Objectif 1
Listez, en les recopiant, toutes les lignes qui contiennent la chaîne « circle ».

───── Texte de la page ─────

Ainsi donc, on a appris avec stupéfaction, lors de l’enquête judiciaire, que la casualty card d’Iqbal Toofany n’est pas en possession de l’hôpital, mais a été remise pour une raison inexplicable à un officier de la police. On devait aussi découvrir qu’il n’y avait plus de vidéos d’enregistrement du 2 mars, soit le jour de l’arrivée de Toofany à l’hôpital  Candos (qui était vraisemblablement mal en point pour que la police décide de  l’emmener à l’hôpital), les images étant détruites, nous dit-on, dans un délai de cinq jours. Curieusement donc, malgré le grand bruit qu’a fait cette affaire dès le 3 mars, malgré l’arrestation rapide des policiers qui avaient sous leur charge Iqbal Toofany, aucun enquêteur n’a jugé utile de sécuriser les images vidéo de l’hôpital. Etait-ce intentionnel ou cette négligence ne fait-elle qu’illustrer la manière dont les enquêtes sont menées ?

 

Quand on ajoute les contradictions sur les heures d’entrées révélées en cour par le CI Kokil, lors de l’enquête judiciaire, quand on prend en compte qu’Iqbal Toofany, d’abord arrêté par une équipe ERS avant d’être conduit au poste de police de Rivière-Noire, s’est aussi retrouvé, paraît-il, dans l’enceinte des postes de police de Bambous et de Rose-Hill, on se demande s’il n’existe pas de policiers consciencieux qui pourraient  collaborer à faire la lumière sur cette enquête. Est-ce que tous les hommes en uniforme qui travaillaient au moment où Iqbal Toofany était sous «police custody» veulent garder un silence complice à tout prix alors que l’affaire est extrêmement grave, avec la mort d’un homme ? Et qu’en est-il des autres détenus ? N’y avait-il aucune autre personne qu’Iqbal Toofany en cellule policière ?

───── Données à traiter ─────

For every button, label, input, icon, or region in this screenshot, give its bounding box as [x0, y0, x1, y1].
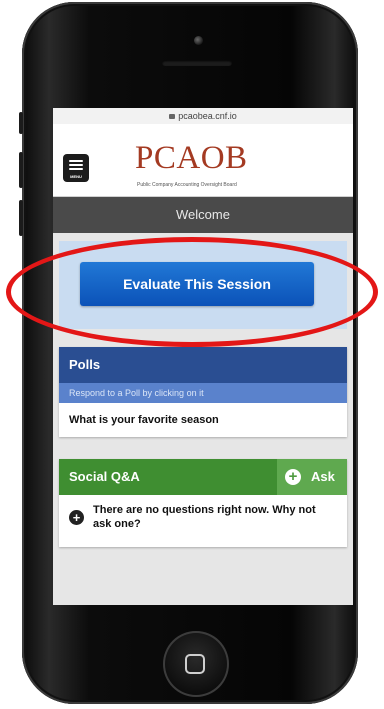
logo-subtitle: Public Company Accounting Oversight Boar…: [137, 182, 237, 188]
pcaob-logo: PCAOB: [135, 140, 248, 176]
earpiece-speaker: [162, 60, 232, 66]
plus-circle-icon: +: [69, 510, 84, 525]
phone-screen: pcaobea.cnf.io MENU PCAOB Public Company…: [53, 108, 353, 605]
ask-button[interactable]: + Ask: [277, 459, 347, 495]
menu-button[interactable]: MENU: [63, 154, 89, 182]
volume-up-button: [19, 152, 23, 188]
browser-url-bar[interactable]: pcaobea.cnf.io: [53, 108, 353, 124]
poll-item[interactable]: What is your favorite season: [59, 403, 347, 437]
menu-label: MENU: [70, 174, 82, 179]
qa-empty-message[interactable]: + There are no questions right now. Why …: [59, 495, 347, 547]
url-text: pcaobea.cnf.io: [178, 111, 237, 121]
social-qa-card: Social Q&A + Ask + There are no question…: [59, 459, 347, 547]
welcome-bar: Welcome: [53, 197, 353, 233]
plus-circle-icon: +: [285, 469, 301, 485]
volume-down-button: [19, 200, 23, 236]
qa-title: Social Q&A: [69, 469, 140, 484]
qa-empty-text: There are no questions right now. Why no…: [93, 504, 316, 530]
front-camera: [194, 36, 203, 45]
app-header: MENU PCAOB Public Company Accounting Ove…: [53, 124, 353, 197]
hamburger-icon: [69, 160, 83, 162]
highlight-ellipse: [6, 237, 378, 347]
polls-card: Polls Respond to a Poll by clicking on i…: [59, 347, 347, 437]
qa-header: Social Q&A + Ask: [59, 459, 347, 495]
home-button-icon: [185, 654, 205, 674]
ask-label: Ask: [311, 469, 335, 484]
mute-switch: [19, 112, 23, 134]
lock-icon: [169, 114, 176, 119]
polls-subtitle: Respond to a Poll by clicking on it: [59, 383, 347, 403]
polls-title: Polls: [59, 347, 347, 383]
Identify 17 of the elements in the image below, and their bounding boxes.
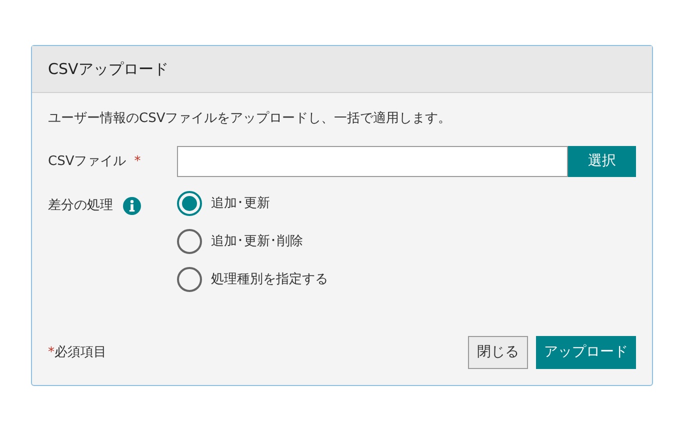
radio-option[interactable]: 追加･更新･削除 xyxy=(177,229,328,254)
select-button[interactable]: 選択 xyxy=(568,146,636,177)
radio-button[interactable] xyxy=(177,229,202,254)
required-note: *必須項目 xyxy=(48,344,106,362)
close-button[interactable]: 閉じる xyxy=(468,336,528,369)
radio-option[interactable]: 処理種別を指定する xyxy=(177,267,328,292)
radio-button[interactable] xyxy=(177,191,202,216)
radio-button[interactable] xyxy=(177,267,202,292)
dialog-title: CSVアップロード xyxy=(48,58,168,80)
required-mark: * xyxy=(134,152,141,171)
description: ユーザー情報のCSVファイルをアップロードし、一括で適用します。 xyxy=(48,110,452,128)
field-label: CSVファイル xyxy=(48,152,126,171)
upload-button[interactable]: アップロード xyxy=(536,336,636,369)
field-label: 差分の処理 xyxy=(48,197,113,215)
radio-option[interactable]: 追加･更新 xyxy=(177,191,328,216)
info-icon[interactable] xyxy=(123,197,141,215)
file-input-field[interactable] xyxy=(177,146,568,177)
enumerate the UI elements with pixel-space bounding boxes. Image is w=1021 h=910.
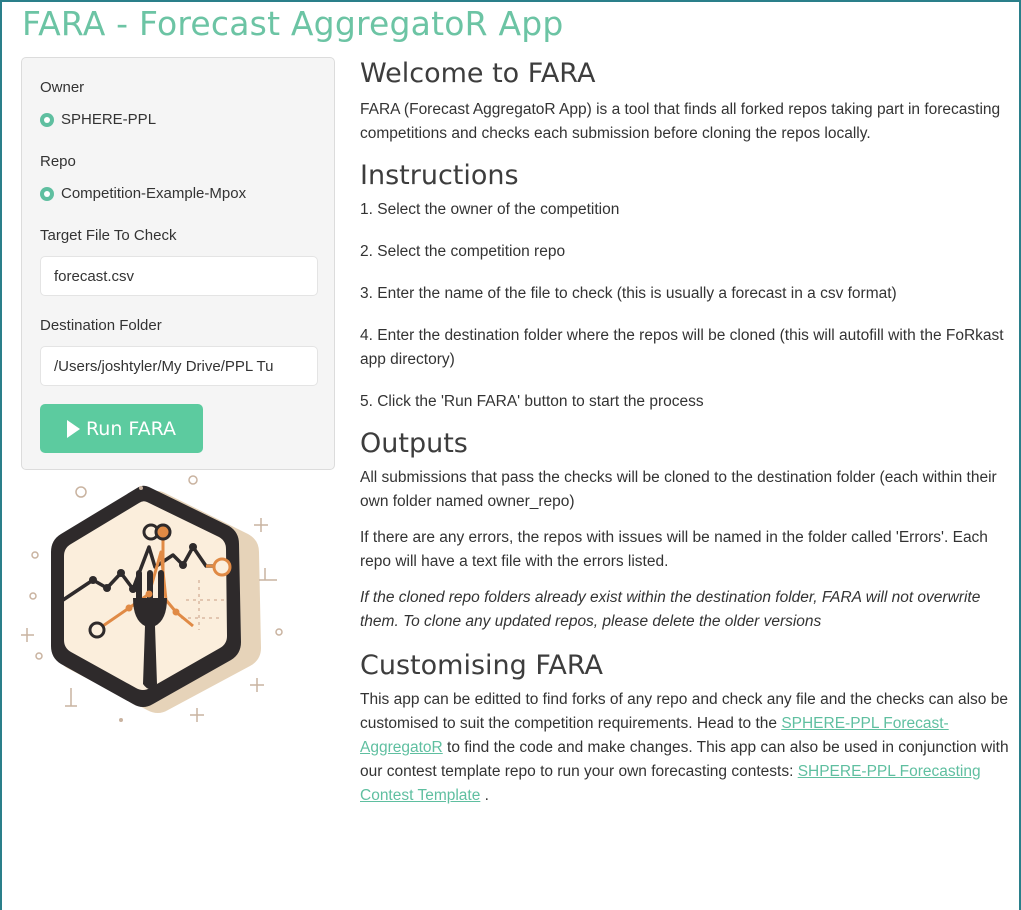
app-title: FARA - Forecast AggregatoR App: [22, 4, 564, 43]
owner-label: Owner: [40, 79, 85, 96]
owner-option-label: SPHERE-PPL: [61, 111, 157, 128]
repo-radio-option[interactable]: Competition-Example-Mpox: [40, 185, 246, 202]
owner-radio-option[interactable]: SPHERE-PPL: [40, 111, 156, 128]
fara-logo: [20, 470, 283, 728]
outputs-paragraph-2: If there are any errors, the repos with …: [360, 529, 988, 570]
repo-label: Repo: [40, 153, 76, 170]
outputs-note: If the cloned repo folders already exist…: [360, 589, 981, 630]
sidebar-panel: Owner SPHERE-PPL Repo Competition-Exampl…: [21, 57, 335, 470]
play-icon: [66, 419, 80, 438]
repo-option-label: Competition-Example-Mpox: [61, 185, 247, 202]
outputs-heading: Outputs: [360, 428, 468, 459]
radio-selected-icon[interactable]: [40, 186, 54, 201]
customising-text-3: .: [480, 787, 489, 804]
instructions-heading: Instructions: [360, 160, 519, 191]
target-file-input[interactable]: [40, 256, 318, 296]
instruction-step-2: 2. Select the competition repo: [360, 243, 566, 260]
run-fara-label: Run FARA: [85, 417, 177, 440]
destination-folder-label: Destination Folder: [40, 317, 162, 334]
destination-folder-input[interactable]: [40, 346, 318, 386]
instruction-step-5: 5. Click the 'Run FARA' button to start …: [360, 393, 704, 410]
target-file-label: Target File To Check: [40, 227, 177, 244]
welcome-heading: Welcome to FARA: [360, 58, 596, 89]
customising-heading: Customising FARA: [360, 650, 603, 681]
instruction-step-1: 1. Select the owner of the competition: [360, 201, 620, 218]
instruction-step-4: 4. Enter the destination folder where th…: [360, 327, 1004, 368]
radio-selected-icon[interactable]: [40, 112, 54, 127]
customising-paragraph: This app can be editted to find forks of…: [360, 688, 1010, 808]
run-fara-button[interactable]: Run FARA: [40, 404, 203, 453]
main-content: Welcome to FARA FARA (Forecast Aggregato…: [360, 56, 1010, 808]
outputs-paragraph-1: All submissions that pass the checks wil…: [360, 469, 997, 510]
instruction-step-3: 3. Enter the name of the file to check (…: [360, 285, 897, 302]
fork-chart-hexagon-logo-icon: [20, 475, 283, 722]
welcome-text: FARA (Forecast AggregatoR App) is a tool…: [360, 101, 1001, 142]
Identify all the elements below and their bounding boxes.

─────

Objectif 2
Selon le texte de la page, dans quel délai les images vidéo de l'hôpital étaient-elles détruites ?

Résultat attendu 1
plus-circle-icon: +: [69, 510, 84, 525]
plus-circle-icon: +: [285, 469, 301, 485]

Résultat attendu 2
Dans un délai de cinq jours.